## WRITTEN REQUEST:
Copy every line of the data in which the word "JSON" occurs.

Items from a figure collection
▽

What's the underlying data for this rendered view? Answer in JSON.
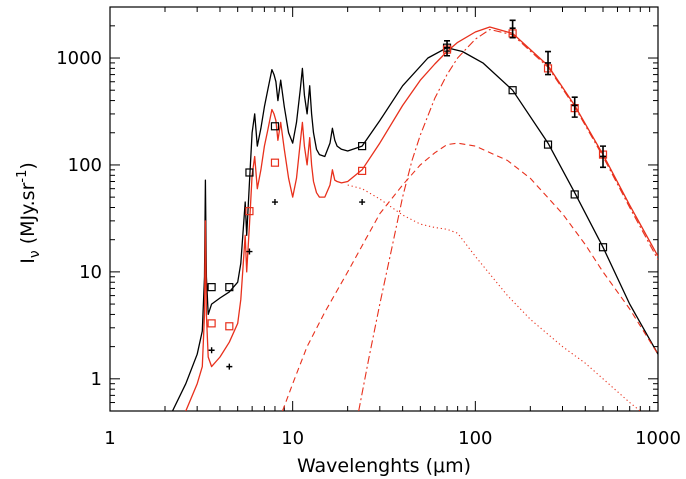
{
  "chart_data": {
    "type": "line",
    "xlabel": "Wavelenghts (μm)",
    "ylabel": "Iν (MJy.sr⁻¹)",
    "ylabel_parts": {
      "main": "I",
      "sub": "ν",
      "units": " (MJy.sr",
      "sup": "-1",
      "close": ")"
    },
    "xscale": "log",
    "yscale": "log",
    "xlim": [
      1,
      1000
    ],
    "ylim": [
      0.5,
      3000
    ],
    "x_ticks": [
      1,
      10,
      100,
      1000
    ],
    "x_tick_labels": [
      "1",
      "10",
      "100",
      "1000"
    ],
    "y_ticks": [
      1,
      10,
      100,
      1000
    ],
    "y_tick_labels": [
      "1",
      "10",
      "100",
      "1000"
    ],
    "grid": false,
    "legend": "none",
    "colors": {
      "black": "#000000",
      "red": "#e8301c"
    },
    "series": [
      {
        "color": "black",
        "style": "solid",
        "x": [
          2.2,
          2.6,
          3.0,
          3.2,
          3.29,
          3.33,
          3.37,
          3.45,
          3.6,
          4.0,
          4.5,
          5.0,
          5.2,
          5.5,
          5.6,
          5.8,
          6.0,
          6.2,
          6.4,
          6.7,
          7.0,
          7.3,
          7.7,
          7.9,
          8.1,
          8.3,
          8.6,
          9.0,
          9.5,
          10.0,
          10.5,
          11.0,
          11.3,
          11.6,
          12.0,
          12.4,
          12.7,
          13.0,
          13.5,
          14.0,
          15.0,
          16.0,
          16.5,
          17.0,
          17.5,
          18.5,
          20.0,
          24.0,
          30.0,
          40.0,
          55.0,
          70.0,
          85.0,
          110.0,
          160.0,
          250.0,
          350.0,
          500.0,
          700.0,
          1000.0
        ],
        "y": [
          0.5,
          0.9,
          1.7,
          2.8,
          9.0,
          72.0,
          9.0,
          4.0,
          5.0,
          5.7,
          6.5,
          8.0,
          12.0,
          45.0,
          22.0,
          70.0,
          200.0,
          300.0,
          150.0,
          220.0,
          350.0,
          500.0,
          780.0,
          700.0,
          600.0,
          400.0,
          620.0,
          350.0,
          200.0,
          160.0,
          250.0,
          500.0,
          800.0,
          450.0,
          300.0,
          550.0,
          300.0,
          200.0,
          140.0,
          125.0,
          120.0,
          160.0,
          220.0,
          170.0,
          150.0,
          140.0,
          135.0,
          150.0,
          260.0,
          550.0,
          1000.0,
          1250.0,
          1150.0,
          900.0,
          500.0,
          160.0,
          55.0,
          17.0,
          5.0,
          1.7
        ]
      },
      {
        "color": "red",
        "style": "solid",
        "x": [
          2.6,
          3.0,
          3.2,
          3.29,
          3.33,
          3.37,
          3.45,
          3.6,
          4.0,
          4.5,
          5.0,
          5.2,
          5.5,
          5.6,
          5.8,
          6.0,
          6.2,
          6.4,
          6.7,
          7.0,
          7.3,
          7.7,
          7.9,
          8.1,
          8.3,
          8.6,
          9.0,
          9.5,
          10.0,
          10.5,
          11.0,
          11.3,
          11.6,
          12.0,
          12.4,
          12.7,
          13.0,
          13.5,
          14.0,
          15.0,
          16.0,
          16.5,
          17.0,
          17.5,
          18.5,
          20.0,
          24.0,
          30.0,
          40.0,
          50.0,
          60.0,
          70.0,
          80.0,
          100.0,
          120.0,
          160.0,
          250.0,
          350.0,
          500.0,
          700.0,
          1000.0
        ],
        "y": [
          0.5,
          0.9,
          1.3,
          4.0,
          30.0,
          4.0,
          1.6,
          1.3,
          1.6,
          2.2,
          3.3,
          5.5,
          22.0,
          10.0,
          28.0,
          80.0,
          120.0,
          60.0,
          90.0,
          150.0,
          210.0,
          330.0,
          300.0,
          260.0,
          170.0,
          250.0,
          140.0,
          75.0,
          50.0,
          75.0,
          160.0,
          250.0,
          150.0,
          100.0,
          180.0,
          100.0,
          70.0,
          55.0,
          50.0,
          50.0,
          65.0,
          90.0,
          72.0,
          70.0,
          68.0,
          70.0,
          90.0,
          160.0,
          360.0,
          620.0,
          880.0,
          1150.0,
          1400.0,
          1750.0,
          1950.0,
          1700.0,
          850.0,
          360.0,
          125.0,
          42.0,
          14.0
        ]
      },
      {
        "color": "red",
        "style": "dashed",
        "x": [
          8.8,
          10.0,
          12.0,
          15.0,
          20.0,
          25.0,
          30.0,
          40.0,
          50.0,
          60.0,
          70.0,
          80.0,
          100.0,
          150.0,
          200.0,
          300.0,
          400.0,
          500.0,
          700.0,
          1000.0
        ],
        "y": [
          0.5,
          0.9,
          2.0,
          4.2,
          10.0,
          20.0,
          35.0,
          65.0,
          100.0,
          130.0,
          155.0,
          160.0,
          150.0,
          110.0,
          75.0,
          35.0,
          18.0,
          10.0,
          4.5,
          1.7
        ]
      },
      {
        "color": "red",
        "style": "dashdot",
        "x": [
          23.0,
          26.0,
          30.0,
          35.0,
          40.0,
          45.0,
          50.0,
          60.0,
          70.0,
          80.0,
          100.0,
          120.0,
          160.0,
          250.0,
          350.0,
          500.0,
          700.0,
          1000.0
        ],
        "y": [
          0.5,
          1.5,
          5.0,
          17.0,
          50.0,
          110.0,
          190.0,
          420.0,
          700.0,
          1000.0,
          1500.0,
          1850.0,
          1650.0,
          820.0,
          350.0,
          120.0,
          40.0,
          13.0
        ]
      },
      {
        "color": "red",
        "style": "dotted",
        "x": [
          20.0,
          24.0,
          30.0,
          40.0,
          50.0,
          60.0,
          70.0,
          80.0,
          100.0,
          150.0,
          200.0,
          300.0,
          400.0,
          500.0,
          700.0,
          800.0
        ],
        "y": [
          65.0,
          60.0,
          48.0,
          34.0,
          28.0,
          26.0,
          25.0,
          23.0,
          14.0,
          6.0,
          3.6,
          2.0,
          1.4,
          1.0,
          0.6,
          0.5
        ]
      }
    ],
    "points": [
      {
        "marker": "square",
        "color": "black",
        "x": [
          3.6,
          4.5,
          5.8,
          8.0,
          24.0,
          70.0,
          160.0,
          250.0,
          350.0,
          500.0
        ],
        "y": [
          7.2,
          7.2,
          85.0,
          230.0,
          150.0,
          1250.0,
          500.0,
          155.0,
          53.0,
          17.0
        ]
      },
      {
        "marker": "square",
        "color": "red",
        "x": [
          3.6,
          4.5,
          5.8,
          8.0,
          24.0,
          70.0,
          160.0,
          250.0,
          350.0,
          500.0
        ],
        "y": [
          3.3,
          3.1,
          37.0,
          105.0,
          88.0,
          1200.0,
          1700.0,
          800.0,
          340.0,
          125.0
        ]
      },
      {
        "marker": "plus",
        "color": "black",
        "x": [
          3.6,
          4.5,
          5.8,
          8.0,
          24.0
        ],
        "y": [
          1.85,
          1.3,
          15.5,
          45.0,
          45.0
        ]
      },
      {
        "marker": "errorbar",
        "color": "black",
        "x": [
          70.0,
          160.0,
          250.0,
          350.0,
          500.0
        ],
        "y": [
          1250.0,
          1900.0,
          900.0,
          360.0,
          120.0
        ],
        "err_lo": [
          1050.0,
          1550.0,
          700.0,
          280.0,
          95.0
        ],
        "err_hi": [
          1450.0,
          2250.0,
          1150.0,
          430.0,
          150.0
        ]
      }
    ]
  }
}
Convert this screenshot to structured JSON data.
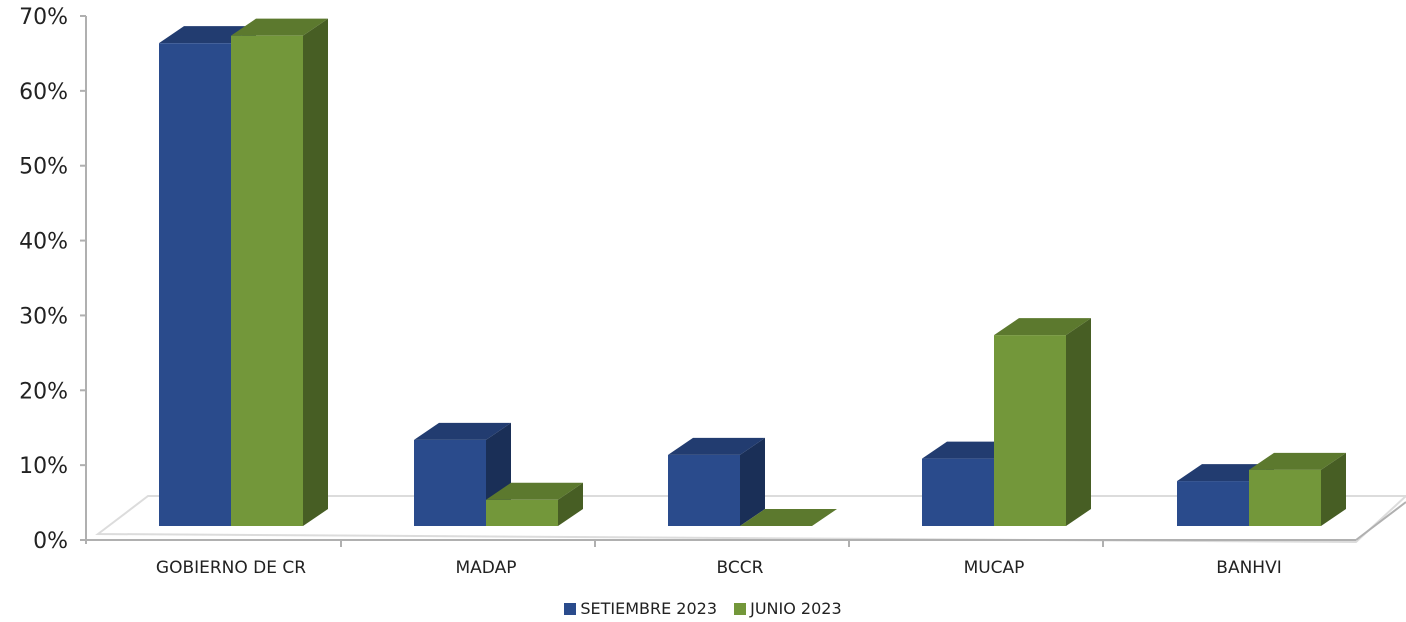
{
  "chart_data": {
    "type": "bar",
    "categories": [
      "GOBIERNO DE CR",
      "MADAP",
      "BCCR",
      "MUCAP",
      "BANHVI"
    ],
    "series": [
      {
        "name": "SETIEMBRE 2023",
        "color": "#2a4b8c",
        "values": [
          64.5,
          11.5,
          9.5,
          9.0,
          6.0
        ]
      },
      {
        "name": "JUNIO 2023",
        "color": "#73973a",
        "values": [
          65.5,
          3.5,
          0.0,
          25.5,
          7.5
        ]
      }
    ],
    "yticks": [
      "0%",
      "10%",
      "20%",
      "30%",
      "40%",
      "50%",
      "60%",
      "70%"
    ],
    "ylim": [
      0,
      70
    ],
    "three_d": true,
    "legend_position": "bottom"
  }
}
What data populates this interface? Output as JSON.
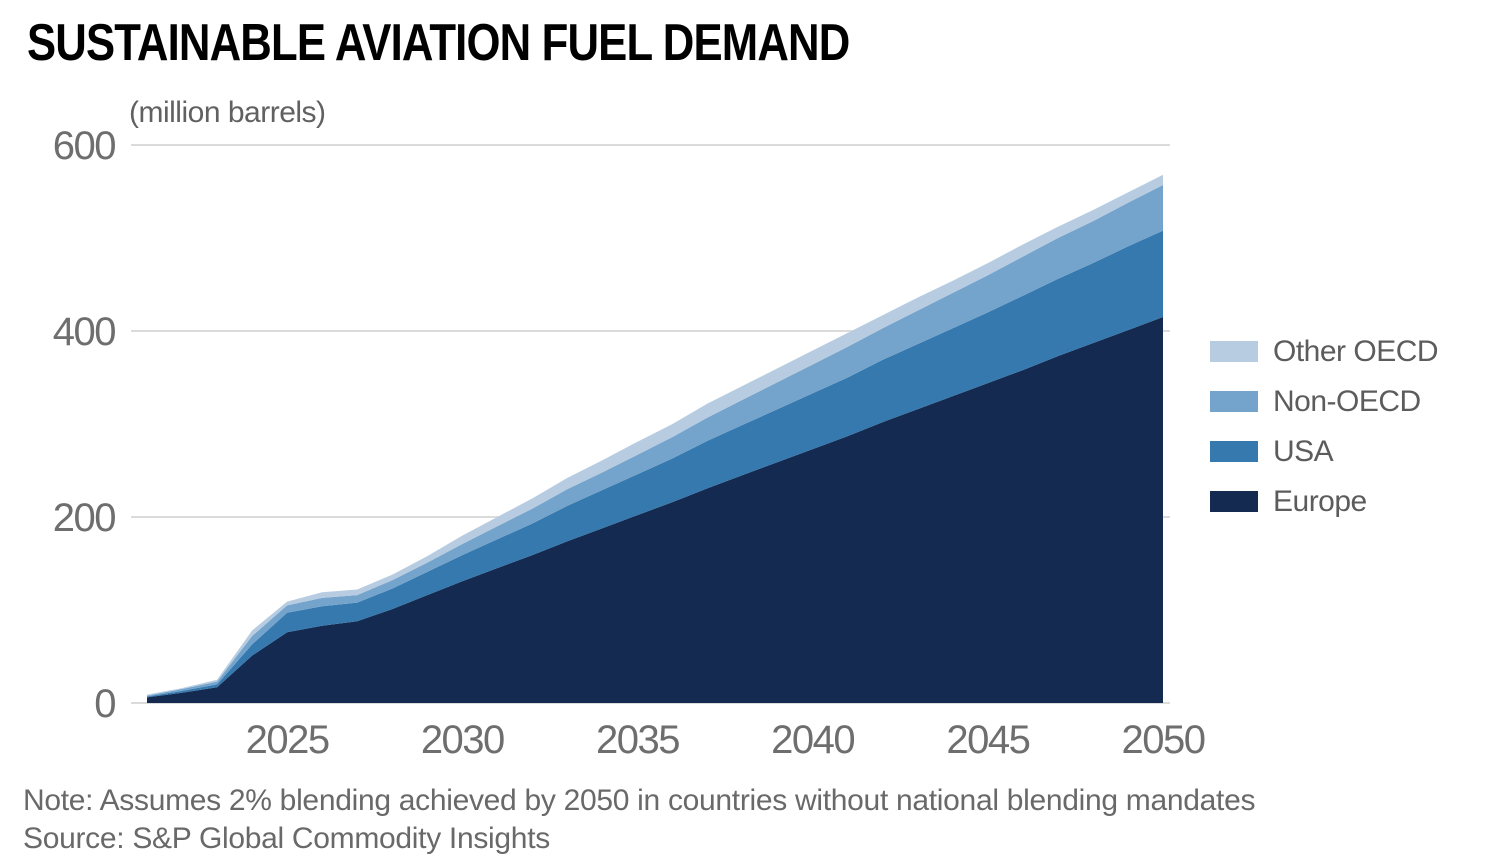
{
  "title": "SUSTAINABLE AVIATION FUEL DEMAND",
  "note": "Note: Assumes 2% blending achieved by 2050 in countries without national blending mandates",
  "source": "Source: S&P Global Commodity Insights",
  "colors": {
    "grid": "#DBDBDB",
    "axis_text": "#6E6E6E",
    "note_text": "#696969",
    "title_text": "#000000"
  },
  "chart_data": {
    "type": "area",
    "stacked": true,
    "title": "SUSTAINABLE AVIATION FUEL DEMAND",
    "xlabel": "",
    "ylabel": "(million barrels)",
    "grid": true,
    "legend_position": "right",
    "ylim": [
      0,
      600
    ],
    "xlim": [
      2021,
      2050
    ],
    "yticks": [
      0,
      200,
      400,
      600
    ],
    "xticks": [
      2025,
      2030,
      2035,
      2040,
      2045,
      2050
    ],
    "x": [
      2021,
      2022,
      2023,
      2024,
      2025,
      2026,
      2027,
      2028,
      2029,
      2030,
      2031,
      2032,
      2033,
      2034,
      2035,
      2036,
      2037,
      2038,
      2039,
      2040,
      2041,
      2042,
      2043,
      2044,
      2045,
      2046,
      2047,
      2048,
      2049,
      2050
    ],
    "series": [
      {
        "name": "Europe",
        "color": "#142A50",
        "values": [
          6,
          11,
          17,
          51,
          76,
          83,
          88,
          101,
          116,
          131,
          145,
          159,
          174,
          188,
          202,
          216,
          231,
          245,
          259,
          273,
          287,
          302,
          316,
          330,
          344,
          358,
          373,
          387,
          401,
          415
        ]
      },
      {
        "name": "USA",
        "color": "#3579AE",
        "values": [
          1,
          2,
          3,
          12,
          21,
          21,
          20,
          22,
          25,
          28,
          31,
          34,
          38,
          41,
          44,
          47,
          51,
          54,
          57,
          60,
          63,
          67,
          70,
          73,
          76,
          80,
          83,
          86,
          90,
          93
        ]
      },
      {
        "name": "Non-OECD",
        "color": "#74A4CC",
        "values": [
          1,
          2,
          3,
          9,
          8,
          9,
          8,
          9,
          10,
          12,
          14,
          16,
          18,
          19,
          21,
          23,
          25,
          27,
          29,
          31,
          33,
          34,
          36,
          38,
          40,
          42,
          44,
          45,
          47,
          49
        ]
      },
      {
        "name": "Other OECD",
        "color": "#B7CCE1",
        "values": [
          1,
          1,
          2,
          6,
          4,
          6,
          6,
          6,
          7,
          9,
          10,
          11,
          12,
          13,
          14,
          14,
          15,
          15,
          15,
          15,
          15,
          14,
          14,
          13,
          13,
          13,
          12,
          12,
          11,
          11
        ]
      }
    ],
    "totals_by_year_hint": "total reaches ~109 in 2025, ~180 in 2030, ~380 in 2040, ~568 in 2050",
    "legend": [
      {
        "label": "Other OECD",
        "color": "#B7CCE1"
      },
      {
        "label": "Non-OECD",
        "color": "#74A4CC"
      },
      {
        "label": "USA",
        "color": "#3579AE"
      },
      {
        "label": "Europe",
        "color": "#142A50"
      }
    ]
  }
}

△

## EXPECTED ANSWER:
What's the underlying data for this rendered view? Answer in JSON.
Convert this screenshot to structured JSON data.
What data populates this interface? Output as JSON.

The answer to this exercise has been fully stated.